> **Your objective**
Write out every entry below word for word, changing nothing.

(Records from a data collection)
------------------------------------
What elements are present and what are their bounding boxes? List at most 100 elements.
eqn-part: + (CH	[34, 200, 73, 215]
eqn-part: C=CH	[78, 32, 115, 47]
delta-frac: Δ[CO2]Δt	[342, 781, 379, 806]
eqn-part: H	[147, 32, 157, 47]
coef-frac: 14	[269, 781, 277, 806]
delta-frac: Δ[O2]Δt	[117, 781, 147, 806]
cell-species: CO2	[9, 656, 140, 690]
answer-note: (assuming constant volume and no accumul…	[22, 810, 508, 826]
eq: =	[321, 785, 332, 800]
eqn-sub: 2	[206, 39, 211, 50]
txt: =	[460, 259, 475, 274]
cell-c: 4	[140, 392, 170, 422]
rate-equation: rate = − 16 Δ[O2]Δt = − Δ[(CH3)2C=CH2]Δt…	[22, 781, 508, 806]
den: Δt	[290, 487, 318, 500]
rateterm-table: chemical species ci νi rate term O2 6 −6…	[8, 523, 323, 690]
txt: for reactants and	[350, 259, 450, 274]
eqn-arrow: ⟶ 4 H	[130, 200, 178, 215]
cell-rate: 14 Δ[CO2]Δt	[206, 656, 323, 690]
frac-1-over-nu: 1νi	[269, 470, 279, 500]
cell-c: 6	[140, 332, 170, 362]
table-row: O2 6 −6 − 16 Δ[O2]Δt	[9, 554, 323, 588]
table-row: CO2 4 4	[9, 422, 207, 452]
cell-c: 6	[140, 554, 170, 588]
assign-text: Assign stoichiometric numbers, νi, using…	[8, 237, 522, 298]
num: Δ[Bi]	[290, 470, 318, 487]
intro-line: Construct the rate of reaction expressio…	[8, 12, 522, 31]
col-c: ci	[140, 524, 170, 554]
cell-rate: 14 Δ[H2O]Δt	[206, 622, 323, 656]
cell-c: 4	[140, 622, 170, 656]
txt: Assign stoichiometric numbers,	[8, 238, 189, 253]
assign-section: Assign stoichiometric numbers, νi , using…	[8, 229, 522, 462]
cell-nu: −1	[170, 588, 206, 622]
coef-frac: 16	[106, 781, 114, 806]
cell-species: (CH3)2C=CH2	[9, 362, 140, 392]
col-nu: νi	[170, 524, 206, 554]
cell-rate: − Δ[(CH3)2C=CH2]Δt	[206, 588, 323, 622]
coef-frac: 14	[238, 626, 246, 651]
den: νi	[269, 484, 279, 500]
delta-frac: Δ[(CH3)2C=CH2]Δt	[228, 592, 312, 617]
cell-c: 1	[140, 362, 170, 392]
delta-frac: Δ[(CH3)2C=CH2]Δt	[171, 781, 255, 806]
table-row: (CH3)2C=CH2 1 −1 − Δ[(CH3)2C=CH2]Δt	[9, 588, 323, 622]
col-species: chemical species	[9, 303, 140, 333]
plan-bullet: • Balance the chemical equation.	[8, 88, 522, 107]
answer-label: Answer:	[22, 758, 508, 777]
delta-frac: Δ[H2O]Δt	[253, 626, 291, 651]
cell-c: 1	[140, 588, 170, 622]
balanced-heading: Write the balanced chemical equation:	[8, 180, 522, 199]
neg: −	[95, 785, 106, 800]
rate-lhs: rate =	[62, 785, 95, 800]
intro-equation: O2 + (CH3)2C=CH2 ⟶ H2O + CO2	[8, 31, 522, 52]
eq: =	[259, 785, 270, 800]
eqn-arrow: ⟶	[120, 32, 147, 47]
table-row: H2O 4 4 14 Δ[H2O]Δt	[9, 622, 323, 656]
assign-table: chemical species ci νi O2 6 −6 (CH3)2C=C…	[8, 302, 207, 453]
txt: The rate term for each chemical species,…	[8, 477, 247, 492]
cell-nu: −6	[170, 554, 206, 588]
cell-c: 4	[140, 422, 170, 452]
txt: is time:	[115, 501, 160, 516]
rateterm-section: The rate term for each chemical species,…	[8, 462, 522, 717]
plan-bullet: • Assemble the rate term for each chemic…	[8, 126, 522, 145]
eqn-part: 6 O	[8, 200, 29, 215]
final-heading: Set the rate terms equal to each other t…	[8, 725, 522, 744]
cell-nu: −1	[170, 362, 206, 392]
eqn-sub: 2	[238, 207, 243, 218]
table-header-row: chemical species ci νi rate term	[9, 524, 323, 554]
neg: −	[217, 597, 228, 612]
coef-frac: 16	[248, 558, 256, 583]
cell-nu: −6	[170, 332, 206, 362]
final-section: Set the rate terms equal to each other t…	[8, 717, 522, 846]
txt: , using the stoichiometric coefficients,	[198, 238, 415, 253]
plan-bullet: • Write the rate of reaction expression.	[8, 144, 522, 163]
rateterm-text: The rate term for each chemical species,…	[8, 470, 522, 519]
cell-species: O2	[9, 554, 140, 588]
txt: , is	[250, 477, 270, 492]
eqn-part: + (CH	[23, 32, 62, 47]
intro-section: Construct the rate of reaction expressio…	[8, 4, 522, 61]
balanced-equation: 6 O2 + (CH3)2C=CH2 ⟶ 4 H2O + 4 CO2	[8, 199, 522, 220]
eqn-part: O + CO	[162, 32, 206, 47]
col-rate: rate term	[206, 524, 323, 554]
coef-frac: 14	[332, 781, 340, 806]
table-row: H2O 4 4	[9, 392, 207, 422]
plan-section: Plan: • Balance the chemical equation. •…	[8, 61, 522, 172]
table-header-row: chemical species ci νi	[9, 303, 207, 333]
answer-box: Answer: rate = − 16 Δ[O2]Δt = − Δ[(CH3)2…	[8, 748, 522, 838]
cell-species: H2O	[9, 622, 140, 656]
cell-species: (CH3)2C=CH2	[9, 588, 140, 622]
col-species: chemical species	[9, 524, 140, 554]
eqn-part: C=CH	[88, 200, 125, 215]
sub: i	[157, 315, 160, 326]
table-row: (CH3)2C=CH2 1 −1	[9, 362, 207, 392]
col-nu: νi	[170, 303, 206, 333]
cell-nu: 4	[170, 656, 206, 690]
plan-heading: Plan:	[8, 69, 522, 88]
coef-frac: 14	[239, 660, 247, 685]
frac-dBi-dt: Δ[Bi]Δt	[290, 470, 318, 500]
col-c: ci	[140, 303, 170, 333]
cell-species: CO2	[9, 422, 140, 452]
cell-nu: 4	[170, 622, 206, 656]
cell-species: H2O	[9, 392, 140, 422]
------------------------------------
> **Answer to the problem**
What elements are present and what are their bounding boxes? List at most 100 elements.
eqn-part: + (CH	[34, 200, 73, 215]
eqn-part: C=CH	[78, 32, 115, 47]
delta-frac: Δ[CO2]Δt	[342, 781, 379, 806]
eqn-part: H	[147, 32, 157, 47]
coef-frac: 14	[269, 781, 277, 806]
delta-frac: Δ[O2]Δt	[117, 781, 147, 806]
cell-species: CO2	[9, 656, 140, 690]
answer-note: (assuming constant volume and no accumul…	[22, 810, 508, 826]
eq: =	[321, 785, 332, 800]
eqn-sub: 2	[206, 39, 211, 50]
txt: =	[460, 259, 475, 274]
cell-c: 4	[140, 392, 170, 422]
rate-equation: rate = − 16 Δ[O2]Δt = − Δ[(CH3)2C=CH2]Δt…	[22, 781, 508, 806]
den: Δt	[290, 487, 318, 500]
rateterm-table: chemical species ci νi rate term O2 6 −6…	[8, 523, 323, 690]
txt: for reactants and	[350, 259, 450, 274]
eqn-arrow: ⟶ 4 H	[130, 200, 178, 215]
cell-rate: 14 Δ[CO2]Δt	[206, 656, 323, 690]
frac-1-over-nu: 1νi	[269, 470, 279, 500]
cell-c: 6	[140, 332, 170, 362]
table-row: O2 6 −6 − 16 Δ[O2]Δt	[9, 554, 323, 588]
table-row: CO2 4 4	[9, 422, 207, 452]
cell-c: 6	[140, 554, 170, 588]
assign-text: Assign stoichiometric numbers, νi, using…	[8, 237, 522, 298]
num: Δ[Bi]	[290, 470, 318, 487]
intro-line: Construct the rate of reaction expressio…	[8, 12, 522, 31]
col-c: ci	[140, 524, 170, 554]
cell-rate: 14 Δ[H2O]Δt	[206, 622, 323, 656]
cell-c: 4	[140, 622, 170, 656]
txt: Assign stoichiometric numbers,	[8, 238, 189, 253]
assign-section: Assign stoichiometric numbers, νi , using…	[8, 229, 522, 462]
cell-nu: −1	[170, 588, 206, 622]
coef-frac: 16	[106, 781, 114, 806]
cell-species: (CH3)2C=CH2	[9, 362, 140, 392]
col-nu: νi	[170, 524, 206, 554]
cell-rate: − Δ[(CH3)2C=CH2]Δt	[206, 588, 323, 622]
coef-frac: 14	[238, 626, 246, 651]
den: νi	[269, 484, 279, 500]
delta-frac: Δ[(CH3)2C=CH2]Δt	[228, 592, 312, 617]
cell-c: 1	[140, 362, 170, 392]
delta-frac: Δ[(CH3)2C=CH2]Δt	[171, 781, 255, 806]
table-row: (CH3)2C=CH2 1 −1 − Δ[(CH3)2C=CH2]Δt	[9, 588, 323, 622]
col-species: chemical species	[9, 303, 140, 333]
plan-bullet: • Balance the chemical equation.	[8, 88, 522, 107]
answer-label: Answer:	[22, 758, 508, 777]
delta-frac: Δ[H2O]Δt	[253, 626, 291, 651]
cell-c: 1	[140, 588, 170, 622]
balanced-heading: Write the balanced chemical equation:	[8, 180, 522, 199]
neg: −	[95, 785, 106, 800]
rate-lhs: rate =	[62, 785, 95, 800]
intro-equation: O2 + (CH3)2C=CH2 ⟶ H2O + CO2	[8, 31, 522, 52]
eq: =	[259, 785, 270, 800]
eqn-arrow: ⟶	[120, 32, 147, 47]
table-row: H2O 4 4 14 Δ[H2O]Δt	[9, 622, 323, 656]
assign-table: chemical species ci νi O2 6 −6 (CH3)2C=C…	[8, 302, 207, 453]
txt: The rate term for each chemical species,…	[8, 477, 247, 492]
cell-nu: −6	[170, 554, 206, 588]
cell-c: 4	[140, 422, 170, 452]
txt: is time:	[115, 501, 160, 516]
rateterm-section: The rate term for each chemical species,…	[8, 462, 522, 717]
plan-bullet: • Assemble the rate term for each chemic…	[8, 126, 522, 145]
eqn-part: 6 O	[8, 200, 29, 215]
final-heading: Set the rate terms equal to each other t…	[8, 725, 522, 744]
cell-nu: −1	[170, 362, 206, 392]
eqn-sub: 2	[238, 207, 243, 218]
table-header-row: chemical species ci νi rate term	[9, 524, 323, 554]
neg: −	[217, 597, 228, 612]
coef-frac: 16	[248, 558, 256, 583]
cell-nu: −6	[170, 332, 206, 362]
final-section: Set the rate terms equal to each other t…	[8, 717, 522, 846]
txt: , using the stoichiometric coefficients,	[198, 238, 415, 253]
plan-bullet: • Write the rate of reaction expression.	[8, 144, 522, 163]
rateterm-text: The rate term for each chemical species,…	[8, 470, 522, 519]
cell-species: O2	[9, 554, 140, 588]
txt: , is	[250, 477, 270, 492]
eqn-part: + (CH	[23, 32, 62, 47]
intro-section: Construct the rate of reaction expressio…	[8, 4, 522, 61]
balanced-equation: 6 O2 + (CH3)2C=CH2 ⟶ 4 H2O + 4 CO2	[8, 199, 522, 220]
eqn-part: O + CO	[162, 32, 206, 47]
col-rate: rate term	[206, 524, 323, 554]
coef-frac: 14	[332, 781, 340, 806]
table-row: H2O 4 4	[9, 392, 207, 422]
plan-section: Plan: • Balance the chemical equation. •…	[8, 61, 522, 172]
table-header-row: chemical species ci νi	[9, 303, 207, 333]
answer-box: Answer: rate = − 16 Δ[O2]Δt = − Δ[(CH3)2…	[8, 748, 522, 838]
cell-species: H2O	[9, 622, 140, 656]
cell-species: (CH3)2C=CH2	[9, 588, 140, 622]
col-species: chemical species	[9, 524, 140, 554]
eqn-part: C=CH	[88, 200, 125, 215]
sub: i	[157, 315, 160, 326]
table-row: (CH3)2C=CH2 1 −1	[9, 362, 207, 392]
col-nu: νi	[170, 303, 206, 333]
cell-nu: 4	[170, 656, 206, 690]
plan-heading: Plan:	[8, 69, 522, 88]
coef-frac: 14	[239, 660, 247, 685]
frac-dBi-dt: Δ[Bi]Δt	[290, 470, 318, 500]
col-c: ci	[140, 303, 170, 333]
cell-species: CO2	[9, 422, 140, 452]
cell-nu: 4	[170, 622, 206, 656]
cell-species: H2O	[9, 392, 140, 422]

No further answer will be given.